[The request] Leave out the pictures and return every entry exactly as it appears.

>> start

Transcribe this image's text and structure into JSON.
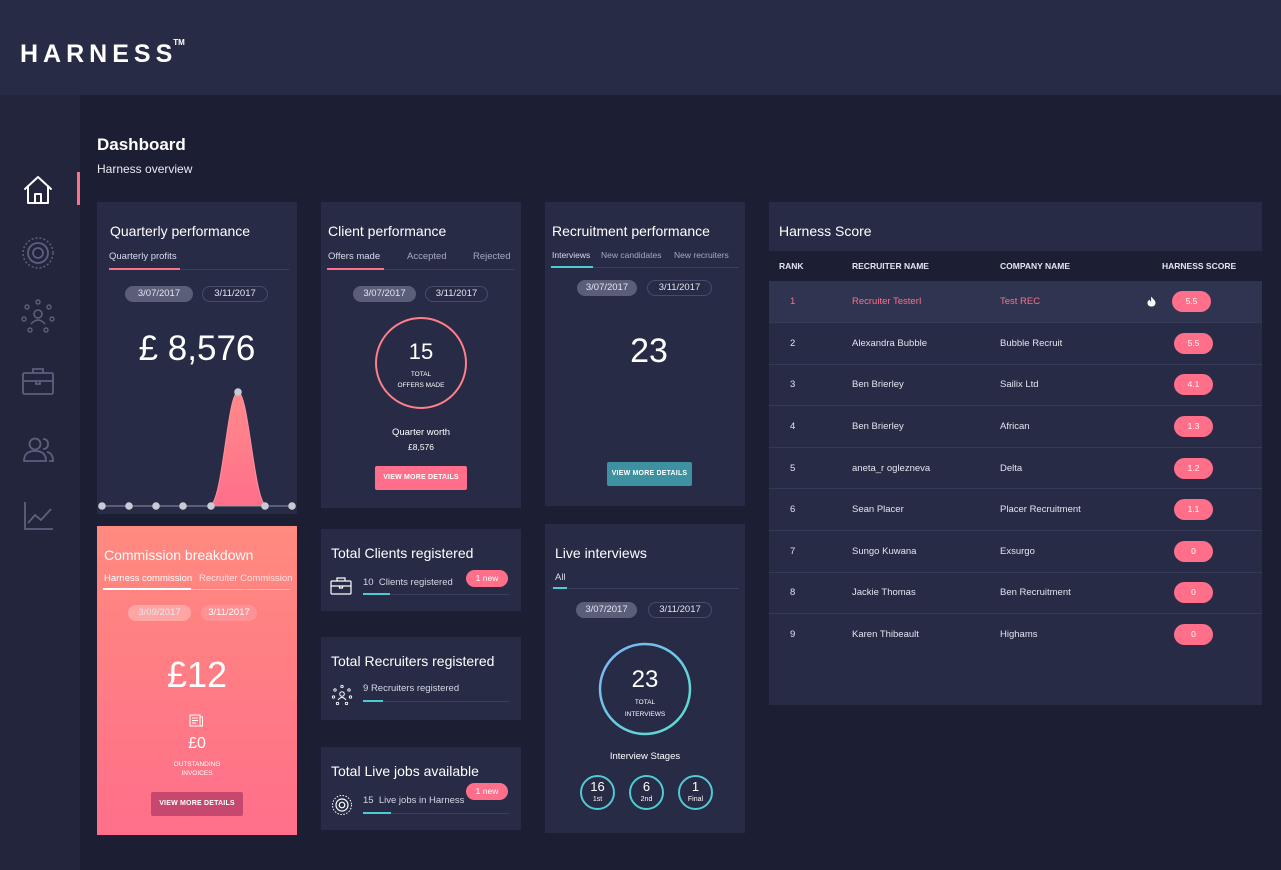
{
  "app": {
    "logo": "HARNESS",
    "trademark": "TM"
  },
  "page": {
    "title": "Dashboard",
    "subtitle": "Harness overview"
  },
  "colors": {
    "accent": "#ff6f8a",
    "teal": "#4ecbd2",
    "card": "#272b45",
    "background": "#1c1f33"
  },
  "sidebar": {
    "items": [
      {
        "icon": "home-icon",
        "active": true
      },
      {
        "icon": "target-icon",
        "active": false
      },
      {
        "icon": "network-icon",
        "active": false
      },
      {
        "icon": "briefcase-icon",
        "active": false
      },
      {
        "icon": "users-icon",
        "active": false
      },
      {
        "icon": "chart-line-icon",
        "active": false
      }
    ]
  },
  "quarterly": {
    "title": "Quarterly performance",
    "tab": "Quarterly profits",
    "date_from": "3/07/2017",
    "date_to": "3/11/2017",
    "value": "£ 8,576"
  },
  "commission": {
    "title": "Commission breakdown",
    "tabs": [
      "Harness commission",
      "Recruiter Commission"
    ],
    "date_from": "3/09/2017",
    "date_to": "3/11/2017",
    "value": "£12",
    "outstanding_value": "£0",
    "outstanding_label_1": "OUTSTANDING",
    "outstanding_label_2": "INVOICES",
    "button": "VIEW MORE DETAILS"
  },
  "client": {
    "title": "Client performance",
    "tabs": [
      "Offers made",
      "Accepted",
      "Rejected"
    ],
    "date_from": "3/07/2017",
    "date_to": "3/11/2017",
    "count": "15",
    "count_label_1": "TOTAL",
    "count_label_2": "OFFERS MADE",
    "worth_label": "Quarter worth",
    "worth_value": "£8,576",
    "button": "VIEW MORE DETAILS"
  },
  "clients_registered": {
    "title": "Total Clients registered",
    "count": "10",
    "label": "Clients registered",
    "badge": "1 new"
  },
  "recruiters_registered": {
    "title": "Total Recruiters registered",
    "count": "9",
    "label": "Recruiters registered"
  },
  "live_jobs": {
    "title": "Total Live jobs available",
    "count": "15",
    "label": "Live jobs in Harness",
    "badge": "1 new"
  },
  "recruitment": {
    "title": "Recruitment performance",
    "tabs": [
      "Interviews",
      "New candidates",
      "New recruiters"
    ],
    "date_from": "3/07/2017",
    "date_to": "3/11/2017",
    "value": "23",
    "button": "VIEW MORE DETAILS"
  },
  "interviews": {
    "title": "Live interviews",
    "tab": "All",
    "date_from": "3/07/2017",
    "date_to": "3/11/2017",
    "count": "23",
    "count_label_1": "TOTAL",
    "count_label_2": "INTERVIEWS",
    "stages_label": "Interview Stages",
    "stages": [
      {
        "value": "16",
        "label": "1st"
      },
      {
        "value": "6",
        "label": "2nd"
      },
      {
        "value": "1",
        "label": "Final"
      }
    ]
  },
  "score": {
    "title": "Harness Score",
    "columns": [
      "RANK",
      "RECRUITER NAME",
      "COMPANY NAME",
      "HARNESS SCORE"
    ],
    "rows": [
      {
        "rank": "1",
        "name": "Recruiter  TesterI",
        "company": "Test REC",
        "score": "5.5",
        "icon": "flame-icon"
      },
      {
        "rank": "2",
        "name": "Alexandra Bubble",
        "company": "Bubble Recruit",
        "score": "5.5"
      },
      {
        "rank": "3",
        "name": "Ben Brierley",
        "company": "Sailix Ltd",
        "score": "4.1"
      },
      {
        "rank": "4",
        "name": "Ben Brierley",
        "company": "African",
        "score": "1.3"
      },
      {
        "rank": "5",
        "name": "aneta_r oglezneva",
        "company": "Delta",
        "score": "1.2"
      },
      {
        "rank": "6",
        "name": "Sean Placer",
        "company": "Placer Recruitment",
        "score": "1.1"
      },
      {
        "rank": "7",
        "name": "Sungo Kuwana",
        "company": "Exsurgo",
        "score": "0"
      },
      {
        "rank": "8",
        "name": "Jackie Thomas",
        "company": "Ben Recruitment",
        "score": "0"
      },
      {
        "rank": "9",
        "name": "Karen Thibeault",
        "company": "Highams",
        "score": "0"
      }
    ]
  }
}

>> end

[Full response]
Transcribe this image's text and structure into JSON.
{
  "app": {
    "logo": "HARNESS",
    "trademark": "TM"
  },
  "page": {
    "title": "Dashboard",
    "subtitle": "Harness overview"
  },
  "colors": {
    "accent": "#ff6f8a",
    "teal": "#4ecbd2",
    "card": "#272b45",
    "background": "#1c1f33"
  },
  "sidebar": {
    "items": [
      {
        "icon": "home-icon",
        "active": true
      },
      {
        "icon": "target-icon",
        "active": false
      },
      {
        "icon": "network-icon",
        "active": false
      },
      {
        "icon": "briefcase-icon",
        "active": false
      },
      {
        "icon": "users-icon",
        "active": false
      },
      {
        "icon": "chart-line-icon",
        "active": false
      }
    ]
  },
  "quarterly": {
    "title": "Quarterly performance",
    "tab": "Quarterly profits",
    "date_from": "3/07/2017",
    "date_to": "3/11/2017",
    "value": "£ 8,576"
  },
  "commission": {
    "title": "Commission breakdown",
    "tabs": [
      "Harness commission",
      "Recruiter Commission"
    ],
    "date_from": "3/09/2017",
    "date_to": "3/11/2017",
    "value": "£12",
    "outstanding_value": "£0",
    "outstanding_label_1": "OUTSTANDING",
    "outstanding_label_2": "INVOICES",
    "button": "VIEW MORE DETAILS"
  },
  "client": {
    "title": "Client performance",
    "tabs": [
      "Offers made",
      "Accepted",
      "Rejected"
    ],
    "date_from": "3/07/2017",
    "date_to": "3/11/2017",
    "count": "15",
    "count_label_1": "TOTAL",
    "count_label_2": "OFFERS MADE",
    "worth_label": "Quarter worth",
    "worth_value": "£8,576",
    "button": "VIEW MORE DETAILS"
  },
  "clients_registered": {
    "title": "Total Clients registered",
    "count": "10",
    "label": "Clients registered",
    "badge": "1 new"
  },
  "recruiters_registered": {
    "title": "Total Recruiters registered",
    "count": "9",
    "label": "Recruiters registered"
  },
  "live_jobs": {
    "title": "Total Live jobs available",
    "count": "15",
    "label": "Live jobs in Harness",
    "badge": "1 new"
  },
  "recruitment": {
    "title": "Recruitment performance",
    "tabs": [
      "Interviews",
      "New candidates",
      "New recruiters"
    ],
    "date_from": "3/07/2017",
    "date_to": "3/11/2017",
    "value": "23",
    "button": "VIEW MORE DETAILS"
  },
  "interviews": {
    "title": "Live interviews",
    "tab": "All",
    "date_from": "3/07/2017",
    "date_to": "3/11/2017",
    "count": "23",
    "count_label_1": "TOTAL",
    "count_label_2": "INTERVIEWS",
    "stages_label": "Interview Stages",
    "stages": [
      {
        "value": "16",
        "label": "1st"
      },
      {
        "value": "6",
        "label": "2nd"
      },
      {
        "value": "1",
        "label": "Final"
      }
    ]
  },
  "score": {
    "title": "Harness Score",
    "columns": [
      "RANK",
      "RECRUITER NAME",
      "COMPANY NAME",
      "HARNESS SCORE"
    ],
    "rows": [
      {
        "rank": "1",
        "name": "Recruiter  TesterI",
        "company": "Test REC",
        "score": "5.5",
        "icon": "flame-icon"
      },
      {
        "rank": "2",
        "name": "Alexandra Bubble",
        "company": "Bubble Recruit",
        "score": "5.5"
      },
      {
        "rank": "3",
        "name": "Ben Brierley",
        "company": "Sailix Ltd",
        "score": "4.1"
      },
      {
        "rank": "4",
        "name": "Ben Brierley",
        "company": "African",
        "score": "1.3"
      },
      {
        "rank": "5",
        "name": "aneta_r oglezneva",
        "company": "Delta",
        "score": "1.2"
      },
      {
        "rank": "6",
        "name": "Sean Placer",
        "company": "Placer Recruitment",
        "score": "1.1"
      },
      {
        "rank": "7",
        "name": "Sungo Kuwana",
        "company": "Exsurgo",
        "score": "0"
      },
      {
        "rank": "8",
        "name": "Jackie Thomas",
        "company": "Ben Recruitment",
        "score": "0"
      },
      {
        "rank": "9",
        "name": "Karen Thibeault",
        "company": "Highams",
        "score": "0"
      }
    ]
  }
}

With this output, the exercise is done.